(Data records)
──────────

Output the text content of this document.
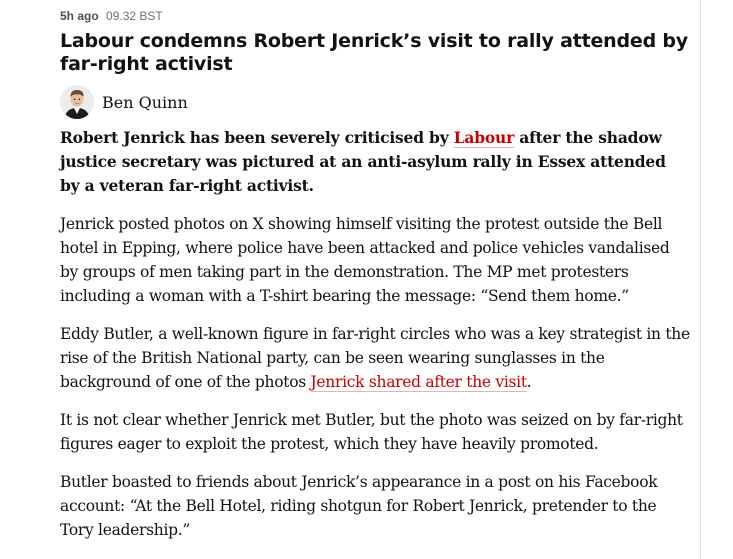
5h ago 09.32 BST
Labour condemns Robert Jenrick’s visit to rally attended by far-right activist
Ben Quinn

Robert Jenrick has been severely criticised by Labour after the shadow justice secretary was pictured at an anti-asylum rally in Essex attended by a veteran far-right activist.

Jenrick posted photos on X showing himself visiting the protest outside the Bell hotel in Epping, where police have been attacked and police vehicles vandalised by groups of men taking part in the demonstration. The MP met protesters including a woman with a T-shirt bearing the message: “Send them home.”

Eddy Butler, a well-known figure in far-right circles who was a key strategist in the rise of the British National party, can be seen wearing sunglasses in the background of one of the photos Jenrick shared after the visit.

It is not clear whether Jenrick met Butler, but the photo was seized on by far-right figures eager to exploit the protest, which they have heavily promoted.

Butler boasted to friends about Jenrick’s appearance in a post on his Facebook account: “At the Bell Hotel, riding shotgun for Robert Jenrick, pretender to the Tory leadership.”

──────────

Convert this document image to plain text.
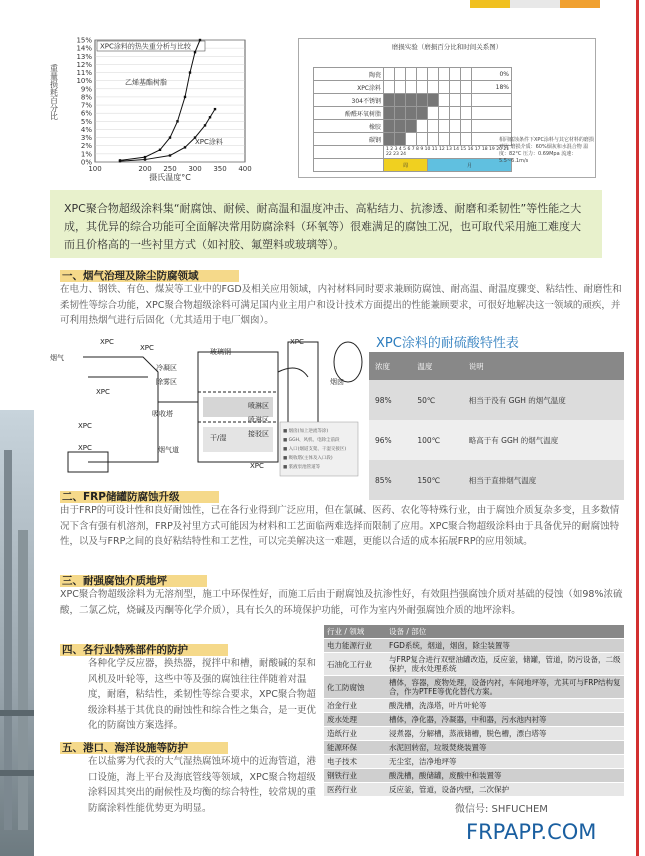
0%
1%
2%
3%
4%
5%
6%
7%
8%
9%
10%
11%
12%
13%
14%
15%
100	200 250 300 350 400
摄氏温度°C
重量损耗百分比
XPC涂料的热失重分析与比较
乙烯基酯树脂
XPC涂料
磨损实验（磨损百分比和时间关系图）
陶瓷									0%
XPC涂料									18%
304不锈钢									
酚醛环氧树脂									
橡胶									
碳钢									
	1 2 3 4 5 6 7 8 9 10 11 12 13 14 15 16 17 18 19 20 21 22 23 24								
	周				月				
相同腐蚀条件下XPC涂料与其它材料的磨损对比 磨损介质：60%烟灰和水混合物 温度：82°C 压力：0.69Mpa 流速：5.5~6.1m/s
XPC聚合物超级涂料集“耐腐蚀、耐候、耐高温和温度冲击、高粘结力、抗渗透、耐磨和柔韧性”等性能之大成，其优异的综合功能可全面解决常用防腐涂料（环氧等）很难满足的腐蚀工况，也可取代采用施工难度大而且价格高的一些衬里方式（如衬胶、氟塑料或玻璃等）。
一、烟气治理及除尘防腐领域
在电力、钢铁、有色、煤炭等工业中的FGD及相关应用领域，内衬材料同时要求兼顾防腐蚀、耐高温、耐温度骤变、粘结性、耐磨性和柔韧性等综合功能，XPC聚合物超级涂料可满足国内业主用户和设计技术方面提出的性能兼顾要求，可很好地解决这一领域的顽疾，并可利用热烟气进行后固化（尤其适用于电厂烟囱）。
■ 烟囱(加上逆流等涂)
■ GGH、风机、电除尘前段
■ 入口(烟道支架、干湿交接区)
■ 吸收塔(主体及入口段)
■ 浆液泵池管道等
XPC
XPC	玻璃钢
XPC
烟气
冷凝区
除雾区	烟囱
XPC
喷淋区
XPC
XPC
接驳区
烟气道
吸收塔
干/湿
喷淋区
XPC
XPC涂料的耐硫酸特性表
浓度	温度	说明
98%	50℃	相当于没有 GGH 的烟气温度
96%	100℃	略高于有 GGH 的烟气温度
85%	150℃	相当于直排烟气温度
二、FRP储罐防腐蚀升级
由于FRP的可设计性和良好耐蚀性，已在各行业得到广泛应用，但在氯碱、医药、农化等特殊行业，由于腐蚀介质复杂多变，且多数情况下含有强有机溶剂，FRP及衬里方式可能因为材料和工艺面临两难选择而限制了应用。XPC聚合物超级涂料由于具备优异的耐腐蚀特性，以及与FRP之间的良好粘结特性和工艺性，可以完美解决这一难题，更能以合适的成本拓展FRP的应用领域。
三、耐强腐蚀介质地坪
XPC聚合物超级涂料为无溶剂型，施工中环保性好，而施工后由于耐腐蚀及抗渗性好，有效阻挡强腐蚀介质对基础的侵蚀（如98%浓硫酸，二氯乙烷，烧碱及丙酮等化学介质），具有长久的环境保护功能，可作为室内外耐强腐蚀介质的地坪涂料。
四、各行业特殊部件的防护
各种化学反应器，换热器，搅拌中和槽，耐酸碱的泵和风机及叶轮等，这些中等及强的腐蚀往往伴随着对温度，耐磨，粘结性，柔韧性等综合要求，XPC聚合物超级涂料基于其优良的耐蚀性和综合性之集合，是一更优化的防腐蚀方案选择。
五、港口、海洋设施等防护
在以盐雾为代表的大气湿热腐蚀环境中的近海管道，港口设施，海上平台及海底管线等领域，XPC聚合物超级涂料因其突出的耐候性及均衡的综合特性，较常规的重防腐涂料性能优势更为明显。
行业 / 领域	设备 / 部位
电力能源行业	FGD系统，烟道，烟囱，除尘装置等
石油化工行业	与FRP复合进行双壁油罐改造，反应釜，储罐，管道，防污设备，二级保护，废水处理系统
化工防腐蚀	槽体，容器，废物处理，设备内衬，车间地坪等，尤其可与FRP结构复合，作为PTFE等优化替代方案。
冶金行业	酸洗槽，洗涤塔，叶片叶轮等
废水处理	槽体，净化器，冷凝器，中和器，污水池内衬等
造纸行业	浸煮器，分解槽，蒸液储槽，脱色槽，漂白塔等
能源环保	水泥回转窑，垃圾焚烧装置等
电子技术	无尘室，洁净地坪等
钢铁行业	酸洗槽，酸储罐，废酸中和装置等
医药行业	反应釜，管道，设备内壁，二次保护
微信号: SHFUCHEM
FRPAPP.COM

──────────

- [What you need to do]: Pick out all lines from the data above in which the word "Robert" appears.

- [In response]:
Labour condemns Robert Jenrick’s visit to rally attended by far-right activist
Robert Jenrick has been severely criticised by Labour after the shadow justice secretary was pictured at an anti-asylum rally in Essex attended by a veteran far-right activist.
Butler boasted to friends about Jenrick’s appearance in a post on his Facebook account: “At the Bell Hotel, riding shotgun for Robert Jenrick, pretender to the Tory leadership.”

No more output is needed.